— TASK GOAL —
Retype all of the entries word for word.

[Records]
--- START ---
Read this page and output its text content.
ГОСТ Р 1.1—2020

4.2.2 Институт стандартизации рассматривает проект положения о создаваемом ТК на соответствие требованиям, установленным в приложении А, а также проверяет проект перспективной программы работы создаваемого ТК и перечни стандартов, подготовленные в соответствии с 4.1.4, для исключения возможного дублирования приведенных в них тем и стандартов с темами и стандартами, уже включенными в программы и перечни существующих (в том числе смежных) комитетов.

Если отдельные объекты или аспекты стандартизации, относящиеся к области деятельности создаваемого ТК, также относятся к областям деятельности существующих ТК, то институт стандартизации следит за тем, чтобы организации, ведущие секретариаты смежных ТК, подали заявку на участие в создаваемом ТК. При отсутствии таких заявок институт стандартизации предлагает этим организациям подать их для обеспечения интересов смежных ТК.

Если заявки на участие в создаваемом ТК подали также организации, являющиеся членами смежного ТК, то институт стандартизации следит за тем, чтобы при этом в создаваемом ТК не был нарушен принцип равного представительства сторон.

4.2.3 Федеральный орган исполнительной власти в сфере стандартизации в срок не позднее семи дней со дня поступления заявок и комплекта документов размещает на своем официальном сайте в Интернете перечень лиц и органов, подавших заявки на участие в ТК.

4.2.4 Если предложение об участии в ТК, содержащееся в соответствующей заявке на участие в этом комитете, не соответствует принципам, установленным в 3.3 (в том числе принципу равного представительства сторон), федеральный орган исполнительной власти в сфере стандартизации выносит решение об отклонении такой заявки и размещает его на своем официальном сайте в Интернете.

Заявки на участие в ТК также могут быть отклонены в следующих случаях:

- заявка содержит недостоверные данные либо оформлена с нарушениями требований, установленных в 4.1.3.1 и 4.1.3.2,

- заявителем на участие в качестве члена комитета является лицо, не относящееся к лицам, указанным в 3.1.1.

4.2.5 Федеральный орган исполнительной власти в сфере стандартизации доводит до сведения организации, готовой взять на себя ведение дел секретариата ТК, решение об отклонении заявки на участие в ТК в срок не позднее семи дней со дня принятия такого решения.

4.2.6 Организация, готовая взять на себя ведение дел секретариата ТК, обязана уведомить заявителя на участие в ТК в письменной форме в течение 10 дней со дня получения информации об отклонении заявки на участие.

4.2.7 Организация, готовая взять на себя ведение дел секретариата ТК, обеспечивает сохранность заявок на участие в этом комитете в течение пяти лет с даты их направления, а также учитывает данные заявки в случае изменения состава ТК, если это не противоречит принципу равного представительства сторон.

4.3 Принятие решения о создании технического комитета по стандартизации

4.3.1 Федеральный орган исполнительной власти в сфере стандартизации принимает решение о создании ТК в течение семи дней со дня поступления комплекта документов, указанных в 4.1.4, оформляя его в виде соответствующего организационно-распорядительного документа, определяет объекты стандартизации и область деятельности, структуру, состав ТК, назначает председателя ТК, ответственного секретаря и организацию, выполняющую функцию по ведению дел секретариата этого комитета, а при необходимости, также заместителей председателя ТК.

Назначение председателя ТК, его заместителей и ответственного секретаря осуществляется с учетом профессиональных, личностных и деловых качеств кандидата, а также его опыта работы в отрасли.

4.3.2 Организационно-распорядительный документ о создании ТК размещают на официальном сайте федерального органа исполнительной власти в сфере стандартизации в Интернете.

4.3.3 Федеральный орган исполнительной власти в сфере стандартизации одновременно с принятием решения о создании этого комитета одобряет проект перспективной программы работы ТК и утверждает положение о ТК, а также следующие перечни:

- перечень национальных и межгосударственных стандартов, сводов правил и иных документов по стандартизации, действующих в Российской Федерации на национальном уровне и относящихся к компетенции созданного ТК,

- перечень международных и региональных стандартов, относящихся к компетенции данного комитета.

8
--- END ---
— TASK OUTPUT —
Read this page and output its text content.
ГОСТ Р 1.1—2020

4.2.2 Институт стандартизации рассматривает проект положения о создаваемом ТК на соответствие требованиям, установленным в приложении А, а также проверяет проект перспективной программы работы создаваемого ТК и перечни стандартов, подготовленные в соответствии с 4.1.4, для исключения возможного дублирования приведенных в них тем и стандартов с темами и стандартами, уже включенными в программы и перечни существующих (в том числе смежных) комитетов.

Если отдельные объекты или аспекты стандартизации, относящиеся к области деятельности создаваемого ТК, также относятся к областям деятельности существующих ТК, то институт стандартизации следит за тем, чтобы организации, ведущие секретариаты смежных ТК, подали заявку на участие в создаваемом ТК. При отсутствии таких заявок институт стандартизации предлагает этим организациям подать их для обеспечения интересов смежных ТК.

Если заявки на участие в создаваемом ТК подали также организации, являющиеся членами смежного ТК, то институт стандартизации следит за тем, чтобы при этом в создаваемом ТК не был нарушен принцип равного представительства сторон.

4.2.3 Федеральный орган исполнительной власти в сфере стандартизации в срок не позднее семи дней со дня поступления заявок и комплекта документов размещает на своем официальном сайте в Интернете перечень лиц и органов, подавших заявки на участие в ТК.

4.2.4 Если предложение об участии в ТК, содержащееся в соответствующей заявке на участие в этом комитете, не соответствует принципам, установленным в 3.3 (в том числе принципу равного представительства сторон), федеральный орган исполнительной власти в сфере стандартизации выносит решение об отклонении такой заявки и размещает его на своем официальном сайте в Интернете.

Заявки на участие в ТК также могут быть отклонены в следующих случаях:

- заявка содержит недостоверные данные либо оформлена с нарушениями требований, установленных в 4.1.3.1 и 4.1.3.2,

- заявителем на участие в качестве члена комитета является лицо, не относящееся к лицам, указанным в 3.1.1.

4.2.5 Федеральный орган исполнительной власти в сфере стандартизации доводит до сведения организации, готовой взять на себя ведение дел секретариата ТК, решение об отклонении заявки на участие в ТК в срок не позднее семи дней со дня принятия такого решения.

4.2.6 Организация, готовая взять на себя ведение дел секретариата ТК, обязана уведомить заявителя на участие в ТК в письменной форме в течение 10 дней со дня получения информации об отклонении заявки на участие.

4.2.7 Организация, готовая взять на себя ведение дел секретариата ТК, обеспечивает сохранность заявок на участие в этом комитете в течение пяти лет с даты их направления, а также учитывает данные заявки в случае изменения состава ТК, если это не противоречит принципу равного представительства сторон.

4.3 Принятие решения о создании технического комитета по стандартизации

4.3.1 Федеральный орган исполнительной власти в сфере стандартизации принимает решение о создании ТК в течение семи дней со дня поступления комплекта документов, указанных в 4.1.4, оформляя его в виде соответствующего организационно-распорядительного документа, определяет объекты стандартизации и область деятельности, структуру, состав ТК, назначает председателя ТК, ответственного секретаря и организацию, выполняющую функцию по ведению дел секретариата этого комитета, а при необходимости, также заместителей председателя ТК.

Назначение председателя ТК, его заместителей и ответственного секретаря осуществляется с учетом профессиональных, личностных и деловых качеств кандидата, а также его опыта работы в отрасли.

4.3.2 Организационно-распорядительный документ о создании ТК размещают на официальном сайте федерального органа исполнительной власти в сфере стандартизации в Интернете.

4.3.3 Федеральный орган исполнительной власти в сфере стандартизации одновременно с принятием решения о создании этого комитета одобряет проект перспективной программы работы ТК и утверждает положение о ТК, а также следующие перечни:

- перечень национальных и межгосударственных стандартов, сводов правил и иных документов по стандартизации, действующих в Российской Федерации на национальном уровне и относящихся к компетенции созданного ТК,

- перечень международных и региональных стандартов, относящихся к компетенции данного комитета.

8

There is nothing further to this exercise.